- Problem to work on -
From the entries below, list each line with "name".

** start of Data records **

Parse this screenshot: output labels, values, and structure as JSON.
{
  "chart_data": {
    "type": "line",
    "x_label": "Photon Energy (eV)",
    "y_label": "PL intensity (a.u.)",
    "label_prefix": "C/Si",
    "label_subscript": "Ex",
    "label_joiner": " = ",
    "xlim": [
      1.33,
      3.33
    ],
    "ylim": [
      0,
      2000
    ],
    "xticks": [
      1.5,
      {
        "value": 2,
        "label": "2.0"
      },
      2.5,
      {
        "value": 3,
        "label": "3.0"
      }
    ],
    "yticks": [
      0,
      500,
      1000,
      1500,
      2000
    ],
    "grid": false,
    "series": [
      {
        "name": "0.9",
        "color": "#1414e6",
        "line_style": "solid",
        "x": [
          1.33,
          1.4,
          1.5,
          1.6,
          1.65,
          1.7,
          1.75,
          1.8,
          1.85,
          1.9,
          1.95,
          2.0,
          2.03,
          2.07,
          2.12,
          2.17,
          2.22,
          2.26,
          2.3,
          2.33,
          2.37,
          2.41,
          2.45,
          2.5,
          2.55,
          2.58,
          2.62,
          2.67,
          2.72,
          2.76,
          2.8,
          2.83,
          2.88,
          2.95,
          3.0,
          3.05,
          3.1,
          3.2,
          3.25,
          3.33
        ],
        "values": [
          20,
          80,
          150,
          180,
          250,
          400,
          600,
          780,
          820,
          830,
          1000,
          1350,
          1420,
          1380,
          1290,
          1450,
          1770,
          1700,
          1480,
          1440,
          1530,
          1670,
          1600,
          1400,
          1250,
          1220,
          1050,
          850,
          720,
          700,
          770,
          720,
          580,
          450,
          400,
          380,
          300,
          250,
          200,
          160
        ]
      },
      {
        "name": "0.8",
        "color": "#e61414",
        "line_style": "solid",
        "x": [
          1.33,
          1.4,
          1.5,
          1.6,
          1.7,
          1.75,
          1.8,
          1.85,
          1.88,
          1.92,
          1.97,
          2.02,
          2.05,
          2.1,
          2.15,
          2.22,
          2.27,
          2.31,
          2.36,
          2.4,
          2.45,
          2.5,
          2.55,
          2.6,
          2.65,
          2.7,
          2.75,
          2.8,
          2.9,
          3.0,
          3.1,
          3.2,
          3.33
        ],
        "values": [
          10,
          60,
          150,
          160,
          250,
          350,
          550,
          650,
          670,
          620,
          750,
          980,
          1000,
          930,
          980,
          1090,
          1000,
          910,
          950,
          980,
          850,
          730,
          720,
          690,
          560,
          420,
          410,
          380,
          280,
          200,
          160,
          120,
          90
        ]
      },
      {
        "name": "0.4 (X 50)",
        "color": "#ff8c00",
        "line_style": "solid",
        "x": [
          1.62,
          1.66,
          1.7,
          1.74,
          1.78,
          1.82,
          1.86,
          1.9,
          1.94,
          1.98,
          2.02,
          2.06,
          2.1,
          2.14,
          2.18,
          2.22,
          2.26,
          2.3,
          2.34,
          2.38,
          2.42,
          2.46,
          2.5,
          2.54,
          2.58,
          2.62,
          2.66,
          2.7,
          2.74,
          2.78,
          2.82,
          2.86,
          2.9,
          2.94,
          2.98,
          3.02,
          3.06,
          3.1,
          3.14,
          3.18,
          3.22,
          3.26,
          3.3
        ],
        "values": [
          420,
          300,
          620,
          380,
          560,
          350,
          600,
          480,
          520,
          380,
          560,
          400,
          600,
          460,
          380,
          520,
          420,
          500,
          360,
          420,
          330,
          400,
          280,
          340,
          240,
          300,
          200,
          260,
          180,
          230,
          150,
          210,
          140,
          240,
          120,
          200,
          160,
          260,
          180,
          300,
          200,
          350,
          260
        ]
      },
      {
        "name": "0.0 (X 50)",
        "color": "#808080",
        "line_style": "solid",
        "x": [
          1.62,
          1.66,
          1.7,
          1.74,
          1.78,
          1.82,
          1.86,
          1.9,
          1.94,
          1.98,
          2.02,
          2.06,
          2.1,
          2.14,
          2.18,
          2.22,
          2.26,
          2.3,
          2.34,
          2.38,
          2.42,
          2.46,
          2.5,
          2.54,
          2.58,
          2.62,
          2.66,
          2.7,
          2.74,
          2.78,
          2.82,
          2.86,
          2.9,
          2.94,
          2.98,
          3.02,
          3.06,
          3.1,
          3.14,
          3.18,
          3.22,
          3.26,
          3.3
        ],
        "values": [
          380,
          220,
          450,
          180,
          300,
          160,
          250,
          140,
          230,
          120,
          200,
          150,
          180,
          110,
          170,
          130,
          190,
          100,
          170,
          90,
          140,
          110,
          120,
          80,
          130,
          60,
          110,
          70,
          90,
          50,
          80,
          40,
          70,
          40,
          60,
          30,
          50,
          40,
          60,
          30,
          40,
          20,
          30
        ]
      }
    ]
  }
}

** end of Data records **

- Full output -
        "name": "0.9",
        "name": "0.8",
        "name": "0.4 (X 50)",
        "name": "0.0 (X 50)",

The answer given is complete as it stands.